● Given task
Of all the lines in this data, how many include "Labeled"? Respond with the number only.

● Data provided
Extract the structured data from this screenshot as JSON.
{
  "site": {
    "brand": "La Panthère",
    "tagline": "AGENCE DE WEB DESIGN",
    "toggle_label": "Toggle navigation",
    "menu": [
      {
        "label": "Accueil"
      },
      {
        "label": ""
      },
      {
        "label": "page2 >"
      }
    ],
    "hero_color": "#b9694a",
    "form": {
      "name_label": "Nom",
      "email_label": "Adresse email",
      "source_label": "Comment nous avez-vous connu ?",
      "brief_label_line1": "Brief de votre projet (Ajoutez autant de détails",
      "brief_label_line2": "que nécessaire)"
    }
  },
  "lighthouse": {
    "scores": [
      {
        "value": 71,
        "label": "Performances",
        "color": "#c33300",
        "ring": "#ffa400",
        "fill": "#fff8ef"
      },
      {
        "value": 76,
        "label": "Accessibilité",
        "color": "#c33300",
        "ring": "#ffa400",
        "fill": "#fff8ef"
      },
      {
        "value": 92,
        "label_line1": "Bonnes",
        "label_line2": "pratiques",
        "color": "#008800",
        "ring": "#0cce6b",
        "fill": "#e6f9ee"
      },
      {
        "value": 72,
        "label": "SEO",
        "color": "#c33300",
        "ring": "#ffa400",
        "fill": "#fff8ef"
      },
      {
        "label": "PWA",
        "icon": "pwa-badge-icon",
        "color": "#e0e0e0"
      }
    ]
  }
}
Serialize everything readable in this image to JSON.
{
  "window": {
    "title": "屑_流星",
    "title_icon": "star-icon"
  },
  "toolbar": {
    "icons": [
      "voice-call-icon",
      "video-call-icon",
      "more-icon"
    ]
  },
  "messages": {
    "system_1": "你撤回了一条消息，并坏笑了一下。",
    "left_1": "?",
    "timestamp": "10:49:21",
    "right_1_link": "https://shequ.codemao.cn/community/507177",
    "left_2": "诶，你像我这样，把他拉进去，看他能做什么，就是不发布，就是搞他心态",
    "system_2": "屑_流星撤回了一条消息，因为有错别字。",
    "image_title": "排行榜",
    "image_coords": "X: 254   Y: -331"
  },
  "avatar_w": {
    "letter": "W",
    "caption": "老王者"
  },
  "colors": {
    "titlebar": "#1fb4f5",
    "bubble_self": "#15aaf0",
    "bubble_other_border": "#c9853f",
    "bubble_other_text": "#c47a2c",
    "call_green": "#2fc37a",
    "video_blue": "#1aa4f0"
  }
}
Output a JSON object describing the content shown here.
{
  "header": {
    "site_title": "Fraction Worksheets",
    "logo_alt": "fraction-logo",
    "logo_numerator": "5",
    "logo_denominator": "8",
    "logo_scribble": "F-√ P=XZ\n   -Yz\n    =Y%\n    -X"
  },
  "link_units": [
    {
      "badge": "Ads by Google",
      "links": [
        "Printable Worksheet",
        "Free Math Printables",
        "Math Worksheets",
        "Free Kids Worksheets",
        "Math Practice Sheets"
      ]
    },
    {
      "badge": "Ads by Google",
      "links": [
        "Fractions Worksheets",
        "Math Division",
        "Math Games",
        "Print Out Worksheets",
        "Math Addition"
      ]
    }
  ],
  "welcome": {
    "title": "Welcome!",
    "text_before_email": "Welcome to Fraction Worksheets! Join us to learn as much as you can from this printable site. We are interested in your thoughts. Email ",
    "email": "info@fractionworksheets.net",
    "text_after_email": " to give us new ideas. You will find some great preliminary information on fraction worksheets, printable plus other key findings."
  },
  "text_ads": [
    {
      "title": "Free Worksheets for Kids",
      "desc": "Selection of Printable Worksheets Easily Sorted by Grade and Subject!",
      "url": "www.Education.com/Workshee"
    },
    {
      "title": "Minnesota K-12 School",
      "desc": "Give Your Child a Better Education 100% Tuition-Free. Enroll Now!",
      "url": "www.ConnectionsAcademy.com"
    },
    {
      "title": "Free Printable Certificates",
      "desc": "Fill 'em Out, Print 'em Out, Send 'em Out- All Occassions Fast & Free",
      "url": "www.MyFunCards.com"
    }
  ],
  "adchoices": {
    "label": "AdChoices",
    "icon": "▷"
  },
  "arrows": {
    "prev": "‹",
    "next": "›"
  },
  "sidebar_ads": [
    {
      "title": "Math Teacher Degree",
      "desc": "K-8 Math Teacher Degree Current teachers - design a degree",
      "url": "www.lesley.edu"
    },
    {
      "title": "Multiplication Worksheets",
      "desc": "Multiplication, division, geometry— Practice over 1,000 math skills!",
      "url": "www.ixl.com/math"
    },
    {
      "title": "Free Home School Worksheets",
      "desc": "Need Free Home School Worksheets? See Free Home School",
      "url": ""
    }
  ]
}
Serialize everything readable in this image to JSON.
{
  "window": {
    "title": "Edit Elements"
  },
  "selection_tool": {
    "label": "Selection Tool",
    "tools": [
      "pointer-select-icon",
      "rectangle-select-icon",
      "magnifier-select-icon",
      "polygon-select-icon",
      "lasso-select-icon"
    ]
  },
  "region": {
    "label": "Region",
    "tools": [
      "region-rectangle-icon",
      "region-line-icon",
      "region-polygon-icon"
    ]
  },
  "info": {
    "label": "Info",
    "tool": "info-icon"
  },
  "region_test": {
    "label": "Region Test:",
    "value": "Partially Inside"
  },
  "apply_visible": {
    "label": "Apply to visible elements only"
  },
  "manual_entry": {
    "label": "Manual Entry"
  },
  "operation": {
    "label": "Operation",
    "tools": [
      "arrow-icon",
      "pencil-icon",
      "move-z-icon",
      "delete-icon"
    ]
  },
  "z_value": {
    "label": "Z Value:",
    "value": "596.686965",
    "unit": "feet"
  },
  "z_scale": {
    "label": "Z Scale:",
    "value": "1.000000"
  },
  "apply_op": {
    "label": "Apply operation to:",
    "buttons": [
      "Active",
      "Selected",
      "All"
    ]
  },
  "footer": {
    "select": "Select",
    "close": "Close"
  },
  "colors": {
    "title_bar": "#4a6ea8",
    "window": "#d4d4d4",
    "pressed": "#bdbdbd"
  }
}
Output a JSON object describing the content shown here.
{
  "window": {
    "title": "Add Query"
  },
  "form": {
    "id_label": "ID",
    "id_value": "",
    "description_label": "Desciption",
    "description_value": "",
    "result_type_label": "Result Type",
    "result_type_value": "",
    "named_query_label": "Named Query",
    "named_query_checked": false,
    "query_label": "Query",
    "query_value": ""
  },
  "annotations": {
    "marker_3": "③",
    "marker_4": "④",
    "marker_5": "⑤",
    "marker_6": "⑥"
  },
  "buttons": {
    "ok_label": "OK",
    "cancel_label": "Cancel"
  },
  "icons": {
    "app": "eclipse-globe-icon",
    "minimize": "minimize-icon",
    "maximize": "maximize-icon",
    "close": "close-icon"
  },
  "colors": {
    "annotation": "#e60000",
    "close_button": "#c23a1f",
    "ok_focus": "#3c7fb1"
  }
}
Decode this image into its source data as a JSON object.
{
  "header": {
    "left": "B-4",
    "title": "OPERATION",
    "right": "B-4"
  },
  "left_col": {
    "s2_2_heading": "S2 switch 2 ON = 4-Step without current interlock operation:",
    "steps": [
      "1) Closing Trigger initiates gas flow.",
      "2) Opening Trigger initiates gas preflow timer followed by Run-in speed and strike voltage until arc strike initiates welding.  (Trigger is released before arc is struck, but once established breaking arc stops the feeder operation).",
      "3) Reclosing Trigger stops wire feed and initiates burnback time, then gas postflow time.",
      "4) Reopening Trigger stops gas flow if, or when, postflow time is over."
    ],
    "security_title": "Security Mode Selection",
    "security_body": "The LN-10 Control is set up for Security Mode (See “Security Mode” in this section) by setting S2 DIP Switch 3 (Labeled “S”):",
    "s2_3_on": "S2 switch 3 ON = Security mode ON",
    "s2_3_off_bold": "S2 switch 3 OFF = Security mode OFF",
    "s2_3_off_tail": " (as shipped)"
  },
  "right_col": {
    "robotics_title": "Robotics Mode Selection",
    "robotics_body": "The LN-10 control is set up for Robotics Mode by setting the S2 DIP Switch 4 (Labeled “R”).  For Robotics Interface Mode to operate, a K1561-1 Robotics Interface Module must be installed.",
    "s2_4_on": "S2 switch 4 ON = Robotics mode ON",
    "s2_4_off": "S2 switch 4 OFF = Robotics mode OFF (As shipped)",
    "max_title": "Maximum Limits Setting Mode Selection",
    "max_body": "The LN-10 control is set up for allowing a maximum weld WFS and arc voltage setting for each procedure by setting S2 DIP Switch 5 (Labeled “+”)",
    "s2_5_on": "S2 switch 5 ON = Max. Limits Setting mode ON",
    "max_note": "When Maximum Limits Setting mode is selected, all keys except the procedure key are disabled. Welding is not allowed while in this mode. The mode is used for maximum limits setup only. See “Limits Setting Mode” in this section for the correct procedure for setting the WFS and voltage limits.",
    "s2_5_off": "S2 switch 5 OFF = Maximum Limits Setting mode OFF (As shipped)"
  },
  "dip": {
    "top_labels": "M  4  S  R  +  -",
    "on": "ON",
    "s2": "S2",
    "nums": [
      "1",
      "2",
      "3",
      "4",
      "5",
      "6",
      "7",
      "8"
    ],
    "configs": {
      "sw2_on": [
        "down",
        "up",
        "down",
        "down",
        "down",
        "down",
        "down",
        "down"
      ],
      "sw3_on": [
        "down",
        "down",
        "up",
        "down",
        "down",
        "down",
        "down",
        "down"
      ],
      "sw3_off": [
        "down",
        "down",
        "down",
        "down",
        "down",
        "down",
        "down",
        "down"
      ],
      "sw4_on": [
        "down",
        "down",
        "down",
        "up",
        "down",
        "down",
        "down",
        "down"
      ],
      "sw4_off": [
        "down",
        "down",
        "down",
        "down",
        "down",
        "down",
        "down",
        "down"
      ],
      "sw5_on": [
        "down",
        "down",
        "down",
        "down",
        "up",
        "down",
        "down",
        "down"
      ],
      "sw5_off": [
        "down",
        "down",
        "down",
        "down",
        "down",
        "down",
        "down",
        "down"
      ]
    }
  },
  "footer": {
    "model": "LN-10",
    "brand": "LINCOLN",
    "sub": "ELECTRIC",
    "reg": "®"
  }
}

● Expected answer
3